• **The problem**:
Show every line of the records that contains the string "Kupci", copying each line in full. The match is case-sensitive.

[Records to process start]

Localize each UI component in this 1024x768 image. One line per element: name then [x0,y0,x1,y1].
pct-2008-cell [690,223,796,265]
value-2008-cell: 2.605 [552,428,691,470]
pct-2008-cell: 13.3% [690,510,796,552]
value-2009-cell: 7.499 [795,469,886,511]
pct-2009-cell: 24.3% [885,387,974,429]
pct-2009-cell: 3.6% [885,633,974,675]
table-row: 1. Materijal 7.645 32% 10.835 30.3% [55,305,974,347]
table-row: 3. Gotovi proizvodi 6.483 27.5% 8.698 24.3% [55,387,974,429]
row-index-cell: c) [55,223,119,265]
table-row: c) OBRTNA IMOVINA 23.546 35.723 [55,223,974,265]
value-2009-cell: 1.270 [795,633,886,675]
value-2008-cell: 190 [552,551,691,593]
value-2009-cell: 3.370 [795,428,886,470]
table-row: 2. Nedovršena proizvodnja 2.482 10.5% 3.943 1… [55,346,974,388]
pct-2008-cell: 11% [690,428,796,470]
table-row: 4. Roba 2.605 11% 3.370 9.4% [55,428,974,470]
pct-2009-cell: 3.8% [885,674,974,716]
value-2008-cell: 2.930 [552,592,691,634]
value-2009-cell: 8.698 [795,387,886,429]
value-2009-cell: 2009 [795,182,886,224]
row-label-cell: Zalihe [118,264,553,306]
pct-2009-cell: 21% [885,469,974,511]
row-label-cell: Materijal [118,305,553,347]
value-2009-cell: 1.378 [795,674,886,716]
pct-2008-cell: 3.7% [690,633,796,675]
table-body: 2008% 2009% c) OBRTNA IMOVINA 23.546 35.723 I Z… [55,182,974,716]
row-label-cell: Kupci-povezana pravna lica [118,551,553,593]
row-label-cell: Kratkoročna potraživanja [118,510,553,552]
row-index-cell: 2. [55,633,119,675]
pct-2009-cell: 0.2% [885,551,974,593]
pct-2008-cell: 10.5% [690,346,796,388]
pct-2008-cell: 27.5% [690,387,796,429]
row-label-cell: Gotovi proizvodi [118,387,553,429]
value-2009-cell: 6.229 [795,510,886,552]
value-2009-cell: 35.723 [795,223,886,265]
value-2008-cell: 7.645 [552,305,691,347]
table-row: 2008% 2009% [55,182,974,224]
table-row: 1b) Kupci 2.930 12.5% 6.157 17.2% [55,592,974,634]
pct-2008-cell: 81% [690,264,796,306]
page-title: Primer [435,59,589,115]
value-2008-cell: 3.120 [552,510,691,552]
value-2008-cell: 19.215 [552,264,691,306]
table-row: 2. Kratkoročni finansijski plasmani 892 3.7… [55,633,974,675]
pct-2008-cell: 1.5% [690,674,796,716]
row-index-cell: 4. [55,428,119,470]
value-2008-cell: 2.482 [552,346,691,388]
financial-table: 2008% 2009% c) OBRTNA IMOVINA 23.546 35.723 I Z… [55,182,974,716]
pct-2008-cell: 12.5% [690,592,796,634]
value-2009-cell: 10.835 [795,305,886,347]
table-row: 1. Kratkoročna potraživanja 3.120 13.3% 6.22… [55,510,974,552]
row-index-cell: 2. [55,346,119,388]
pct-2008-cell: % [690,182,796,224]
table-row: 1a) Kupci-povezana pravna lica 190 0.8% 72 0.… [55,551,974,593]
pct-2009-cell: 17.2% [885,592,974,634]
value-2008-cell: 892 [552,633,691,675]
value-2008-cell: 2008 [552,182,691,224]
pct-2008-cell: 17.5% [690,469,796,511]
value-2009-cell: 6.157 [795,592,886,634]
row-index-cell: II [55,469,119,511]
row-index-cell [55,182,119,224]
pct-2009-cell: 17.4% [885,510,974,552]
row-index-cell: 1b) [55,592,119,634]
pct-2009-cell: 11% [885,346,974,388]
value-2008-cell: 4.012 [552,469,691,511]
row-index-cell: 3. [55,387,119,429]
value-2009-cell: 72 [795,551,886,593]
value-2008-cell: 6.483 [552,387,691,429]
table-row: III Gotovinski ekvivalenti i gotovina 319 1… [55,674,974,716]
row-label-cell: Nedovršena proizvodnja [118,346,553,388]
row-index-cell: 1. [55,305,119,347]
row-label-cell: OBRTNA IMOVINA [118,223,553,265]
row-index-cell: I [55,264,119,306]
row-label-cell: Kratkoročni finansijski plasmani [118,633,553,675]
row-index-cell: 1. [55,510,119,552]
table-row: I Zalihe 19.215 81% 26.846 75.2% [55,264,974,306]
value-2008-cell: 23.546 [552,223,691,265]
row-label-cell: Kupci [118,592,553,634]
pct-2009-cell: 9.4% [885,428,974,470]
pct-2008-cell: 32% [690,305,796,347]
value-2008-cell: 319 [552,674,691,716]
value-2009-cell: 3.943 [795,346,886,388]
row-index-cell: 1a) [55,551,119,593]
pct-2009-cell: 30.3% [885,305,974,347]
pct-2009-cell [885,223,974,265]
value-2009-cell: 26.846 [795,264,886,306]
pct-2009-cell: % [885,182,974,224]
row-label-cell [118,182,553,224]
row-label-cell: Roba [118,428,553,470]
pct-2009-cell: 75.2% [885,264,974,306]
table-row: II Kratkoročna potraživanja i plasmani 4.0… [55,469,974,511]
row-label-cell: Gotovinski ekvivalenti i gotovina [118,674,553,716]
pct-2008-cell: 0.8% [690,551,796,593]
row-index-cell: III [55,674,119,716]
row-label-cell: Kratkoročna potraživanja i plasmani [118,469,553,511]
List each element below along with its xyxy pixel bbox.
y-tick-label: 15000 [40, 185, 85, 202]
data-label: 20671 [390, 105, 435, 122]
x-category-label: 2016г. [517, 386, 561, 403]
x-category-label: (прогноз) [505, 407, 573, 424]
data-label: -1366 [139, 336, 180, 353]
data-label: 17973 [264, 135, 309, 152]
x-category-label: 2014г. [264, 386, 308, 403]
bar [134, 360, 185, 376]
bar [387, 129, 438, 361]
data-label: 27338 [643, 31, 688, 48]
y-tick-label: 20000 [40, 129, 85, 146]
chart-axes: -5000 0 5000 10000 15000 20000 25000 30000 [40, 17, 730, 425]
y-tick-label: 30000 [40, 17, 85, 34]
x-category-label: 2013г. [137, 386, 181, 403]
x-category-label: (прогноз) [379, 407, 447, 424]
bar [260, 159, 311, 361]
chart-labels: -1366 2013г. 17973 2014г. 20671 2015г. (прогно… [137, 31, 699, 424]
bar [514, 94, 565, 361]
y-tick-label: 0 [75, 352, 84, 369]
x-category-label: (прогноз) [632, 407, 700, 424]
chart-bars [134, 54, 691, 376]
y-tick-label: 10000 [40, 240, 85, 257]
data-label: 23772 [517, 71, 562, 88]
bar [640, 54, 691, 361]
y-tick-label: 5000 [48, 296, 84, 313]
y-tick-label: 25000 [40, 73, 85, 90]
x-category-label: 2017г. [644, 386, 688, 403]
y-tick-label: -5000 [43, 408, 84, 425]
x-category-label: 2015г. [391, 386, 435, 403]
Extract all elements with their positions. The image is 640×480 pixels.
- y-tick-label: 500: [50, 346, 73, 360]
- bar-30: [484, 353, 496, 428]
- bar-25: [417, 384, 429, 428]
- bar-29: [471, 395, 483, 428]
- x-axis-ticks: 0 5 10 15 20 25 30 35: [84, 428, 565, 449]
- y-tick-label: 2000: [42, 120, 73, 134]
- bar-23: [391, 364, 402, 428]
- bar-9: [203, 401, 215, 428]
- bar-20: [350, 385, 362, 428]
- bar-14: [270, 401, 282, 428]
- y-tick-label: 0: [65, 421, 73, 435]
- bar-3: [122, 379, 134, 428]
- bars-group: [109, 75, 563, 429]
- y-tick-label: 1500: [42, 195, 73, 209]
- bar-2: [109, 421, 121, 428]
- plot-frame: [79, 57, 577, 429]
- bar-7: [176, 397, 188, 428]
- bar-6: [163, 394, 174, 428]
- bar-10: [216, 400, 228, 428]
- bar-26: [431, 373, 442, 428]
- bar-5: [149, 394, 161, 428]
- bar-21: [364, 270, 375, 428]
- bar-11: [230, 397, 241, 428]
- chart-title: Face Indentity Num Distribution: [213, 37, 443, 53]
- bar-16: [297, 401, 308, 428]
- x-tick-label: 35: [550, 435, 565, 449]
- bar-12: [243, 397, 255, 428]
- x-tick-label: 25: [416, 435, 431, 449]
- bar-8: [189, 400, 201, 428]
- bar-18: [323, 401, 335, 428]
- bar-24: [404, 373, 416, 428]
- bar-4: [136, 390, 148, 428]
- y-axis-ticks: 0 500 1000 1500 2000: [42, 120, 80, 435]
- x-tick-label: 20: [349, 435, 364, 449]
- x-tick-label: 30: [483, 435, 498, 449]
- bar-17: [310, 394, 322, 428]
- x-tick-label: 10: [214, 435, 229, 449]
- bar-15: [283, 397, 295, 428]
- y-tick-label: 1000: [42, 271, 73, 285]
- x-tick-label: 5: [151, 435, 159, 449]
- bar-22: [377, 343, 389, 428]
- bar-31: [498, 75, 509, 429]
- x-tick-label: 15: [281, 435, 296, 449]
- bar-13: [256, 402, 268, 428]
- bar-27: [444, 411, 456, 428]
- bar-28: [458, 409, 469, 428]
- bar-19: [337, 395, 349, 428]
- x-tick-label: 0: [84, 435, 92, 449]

[Records to process end]

• **Result for this task**:
row-label-cell: Kupci-povezana pravna lica [118,551,553,593]
table-row: 1b) Kupci 2.930 12.5% 6.157 17.2% [55,592,974,634]
table-row: 1a) Kupci-povezana pravna lica 190 0.8% 72 0.… [55,551,974,593]
row-label-cell: Kupci [118,592,553,634]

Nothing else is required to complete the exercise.